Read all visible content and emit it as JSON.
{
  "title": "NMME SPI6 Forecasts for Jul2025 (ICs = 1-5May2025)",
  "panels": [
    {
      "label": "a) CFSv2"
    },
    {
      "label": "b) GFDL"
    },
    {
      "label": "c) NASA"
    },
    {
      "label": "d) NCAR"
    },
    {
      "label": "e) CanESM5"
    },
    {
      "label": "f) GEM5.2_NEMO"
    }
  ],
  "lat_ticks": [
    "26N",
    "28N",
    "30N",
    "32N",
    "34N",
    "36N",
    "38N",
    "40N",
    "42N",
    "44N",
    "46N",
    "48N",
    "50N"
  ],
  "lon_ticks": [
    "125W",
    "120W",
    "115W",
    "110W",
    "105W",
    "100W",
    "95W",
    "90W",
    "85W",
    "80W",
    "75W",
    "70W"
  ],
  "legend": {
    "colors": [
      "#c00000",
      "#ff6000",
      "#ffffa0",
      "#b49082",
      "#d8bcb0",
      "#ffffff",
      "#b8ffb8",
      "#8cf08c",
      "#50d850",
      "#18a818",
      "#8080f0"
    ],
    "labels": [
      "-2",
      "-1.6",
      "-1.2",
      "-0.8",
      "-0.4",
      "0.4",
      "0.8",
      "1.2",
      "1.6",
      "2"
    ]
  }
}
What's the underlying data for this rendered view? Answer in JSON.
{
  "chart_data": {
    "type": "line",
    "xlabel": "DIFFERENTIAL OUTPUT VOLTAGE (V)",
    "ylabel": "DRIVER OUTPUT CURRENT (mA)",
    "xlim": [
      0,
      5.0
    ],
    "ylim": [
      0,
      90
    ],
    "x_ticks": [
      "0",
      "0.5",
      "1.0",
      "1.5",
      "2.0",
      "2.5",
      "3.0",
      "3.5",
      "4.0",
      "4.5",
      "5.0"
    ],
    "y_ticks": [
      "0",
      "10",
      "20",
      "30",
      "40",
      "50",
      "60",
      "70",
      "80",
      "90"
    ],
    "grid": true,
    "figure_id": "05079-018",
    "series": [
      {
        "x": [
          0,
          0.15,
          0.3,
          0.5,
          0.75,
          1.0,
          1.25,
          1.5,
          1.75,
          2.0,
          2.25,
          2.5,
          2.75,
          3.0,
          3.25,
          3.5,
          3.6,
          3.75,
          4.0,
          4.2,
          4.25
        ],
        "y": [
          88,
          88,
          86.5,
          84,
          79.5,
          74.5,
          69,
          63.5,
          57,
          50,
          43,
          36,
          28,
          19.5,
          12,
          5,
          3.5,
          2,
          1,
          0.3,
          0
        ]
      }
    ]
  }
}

| Your objective |
Quote only the lines from the line containing "What's the underlying" through the end of the entries, keeping the first and the last.

| Task answer |
What's the underlying data for this rendered view? Answer in JSON.
{
  "chart_data": {
    "type": "line",
    "xlabel": "DIFFERENTIAL OUTPUT VOLTAGE (V)",
    "ylabel": "DRIVER OUTPUT CURRENT (mA)",
    "xlim": [
      0,
      5.0
    ],
    "ylim": [
      0,
      90
    ],
    "x_ticks": [
      "0",
      "0.5",
      "1.0",
      "1.5",
      "2.0",
      "2.5",
      "3.0",
      "3.5",
      "4.0",
      "4.5",
      "5.0"
    ],
    "y_ticks": [
      "0",
      "10",
      "20",
      "30",
      "40",
      "50",
      "60",
      "70",
      "80",
      "90"
    ],
    "grid": true,
    "figure_id": "05079-018",
    "series": [
      {
        "x": [
          0,
          0.15,
          0.3,
          0.5,
          0.75,
          1.0,
          1.25,
          1.5,
          1.75,
          2.0,
          2.25,
          2.5,
          2.75,
          3.0,
          3.25,
          3.5,
          3.6,
          3.75,
          4.0,
          4.2,
          4.25
        ],
        "y": [
          88,
          88,
          86.5,
          84,
          79.5,
          74.5,
          69,
          63.5,
          57,
          50,
          43,
          36,
          28,
          19.5,
          12,
          5,
          3.5,
          2,
          1,
          0.3,
          0
        ]
      }
    ]
  }
}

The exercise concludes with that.